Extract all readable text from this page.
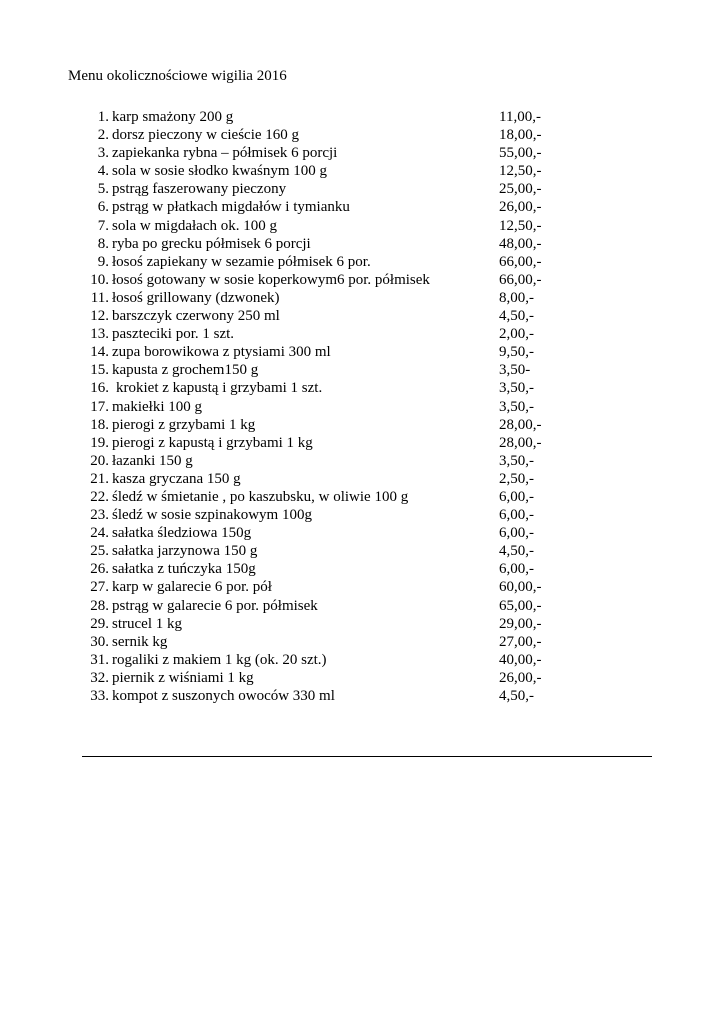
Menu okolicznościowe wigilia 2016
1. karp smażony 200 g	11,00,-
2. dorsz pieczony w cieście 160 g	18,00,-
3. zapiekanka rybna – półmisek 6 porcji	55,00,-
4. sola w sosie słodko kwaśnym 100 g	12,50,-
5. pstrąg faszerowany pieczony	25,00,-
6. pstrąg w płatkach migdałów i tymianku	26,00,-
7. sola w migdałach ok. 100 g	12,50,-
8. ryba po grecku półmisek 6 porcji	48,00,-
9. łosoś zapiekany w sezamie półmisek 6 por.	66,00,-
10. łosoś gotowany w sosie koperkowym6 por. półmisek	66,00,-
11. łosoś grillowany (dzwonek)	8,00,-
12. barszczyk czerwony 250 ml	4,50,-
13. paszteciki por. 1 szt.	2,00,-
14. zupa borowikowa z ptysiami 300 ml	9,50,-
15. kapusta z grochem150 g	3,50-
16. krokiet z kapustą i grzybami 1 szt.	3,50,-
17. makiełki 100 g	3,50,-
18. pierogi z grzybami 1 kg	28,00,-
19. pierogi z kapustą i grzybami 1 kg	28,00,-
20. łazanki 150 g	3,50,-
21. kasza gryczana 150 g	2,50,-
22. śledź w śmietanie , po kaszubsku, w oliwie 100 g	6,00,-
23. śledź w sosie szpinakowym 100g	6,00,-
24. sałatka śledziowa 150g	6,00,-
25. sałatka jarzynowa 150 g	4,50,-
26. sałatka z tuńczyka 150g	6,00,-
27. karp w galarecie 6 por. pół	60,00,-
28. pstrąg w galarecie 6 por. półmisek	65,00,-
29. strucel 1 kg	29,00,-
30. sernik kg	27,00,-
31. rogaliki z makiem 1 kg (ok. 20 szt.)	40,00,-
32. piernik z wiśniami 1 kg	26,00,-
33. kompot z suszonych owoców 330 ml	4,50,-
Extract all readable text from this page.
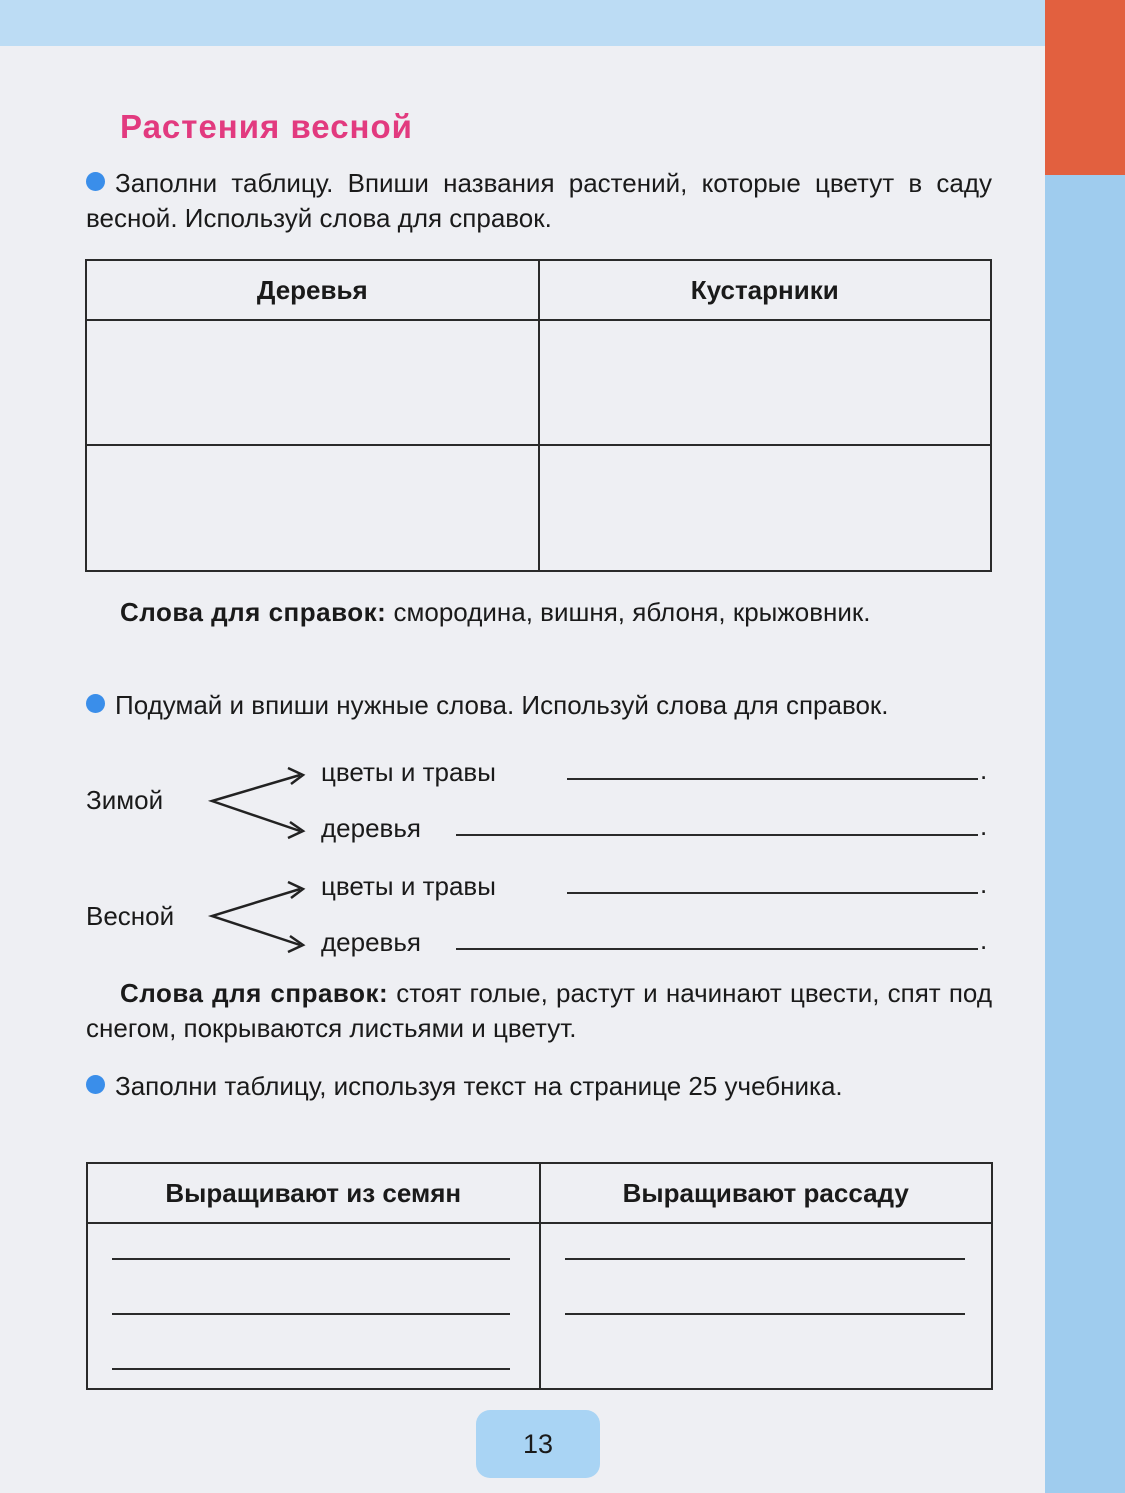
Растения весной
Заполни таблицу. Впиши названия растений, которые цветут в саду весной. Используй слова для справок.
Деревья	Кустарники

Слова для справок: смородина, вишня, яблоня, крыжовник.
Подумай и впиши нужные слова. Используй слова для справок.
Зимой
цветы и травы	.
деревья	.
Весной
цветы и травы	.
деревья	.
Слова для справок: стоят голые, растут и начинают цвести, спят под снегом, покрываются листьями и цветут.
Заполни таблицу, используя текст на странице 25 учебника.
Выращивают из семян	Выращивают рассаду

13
....
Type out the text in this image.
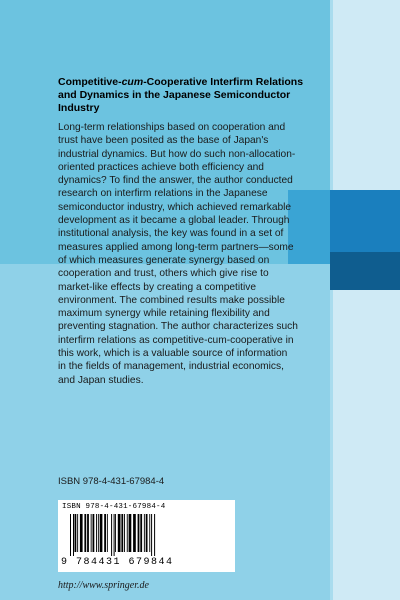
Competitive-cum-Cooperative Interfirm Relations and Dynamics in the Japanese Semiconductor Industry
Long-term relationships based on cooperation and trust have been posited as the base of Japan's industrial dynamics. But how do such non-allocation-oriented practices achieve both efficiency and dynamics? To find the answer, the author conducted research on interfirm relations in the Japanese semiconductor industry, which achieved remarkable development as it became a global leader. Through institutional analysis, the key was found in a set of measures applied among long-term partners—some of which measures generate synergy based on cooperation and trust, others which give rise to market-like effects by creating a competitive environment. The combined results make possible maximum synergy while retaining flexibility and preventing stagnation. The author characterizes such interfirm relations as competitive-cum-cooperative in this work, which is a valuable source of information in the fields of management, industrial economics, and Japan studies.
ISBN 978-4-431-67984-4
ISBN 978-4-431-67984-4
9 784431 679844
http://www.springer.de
....
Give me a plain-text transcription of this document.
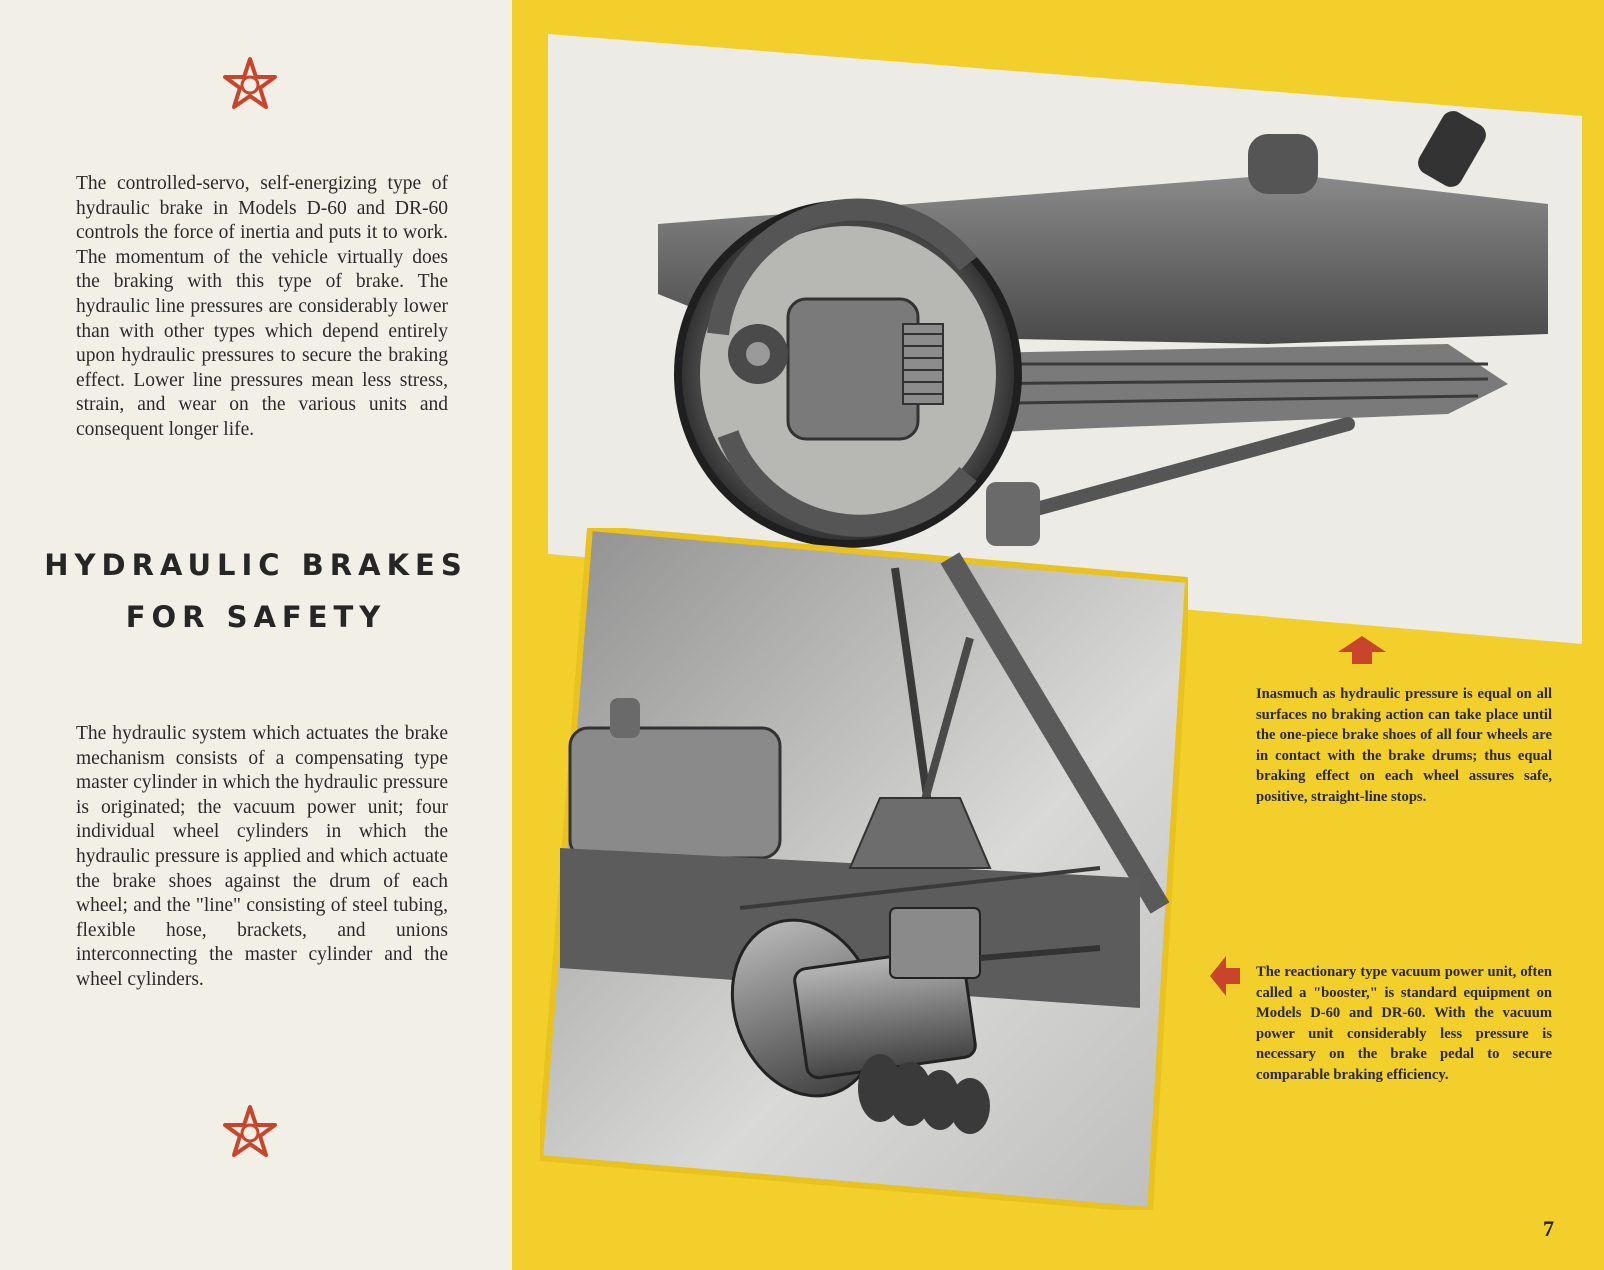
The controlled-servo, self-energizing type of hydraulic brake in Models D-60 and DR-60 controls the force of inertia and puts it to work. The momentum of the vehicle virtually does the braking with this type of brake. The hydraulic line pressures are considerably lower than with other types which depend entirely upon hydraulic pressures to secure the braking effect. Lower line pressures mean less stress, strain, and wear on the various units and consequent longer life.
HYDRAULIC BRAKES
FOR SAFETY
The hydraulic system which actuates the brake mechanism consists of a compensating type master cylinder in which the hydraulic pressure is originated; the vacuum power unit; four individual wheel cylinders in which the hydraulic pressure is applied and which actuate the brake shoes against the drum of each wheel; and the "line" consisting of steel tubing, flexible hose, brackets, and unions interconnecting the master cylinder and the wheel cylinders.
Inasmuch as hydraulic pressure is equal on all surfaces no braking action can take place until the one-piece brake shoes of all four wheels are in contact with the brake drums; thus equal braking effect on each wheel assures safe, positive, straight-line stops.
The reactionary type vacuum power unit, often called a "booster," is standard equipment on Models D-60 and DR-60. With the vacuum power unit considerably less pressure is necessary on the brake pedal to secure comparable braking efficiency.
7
....
**Your objective**
Pull every line containing the word "śledź" out of the entries above.

**The response**
22. śledź w śmietanie , po kaszubsku, w oliwie 100 g	6,00,-
23. śledź w sosie szpinakowym 100g	6,00,-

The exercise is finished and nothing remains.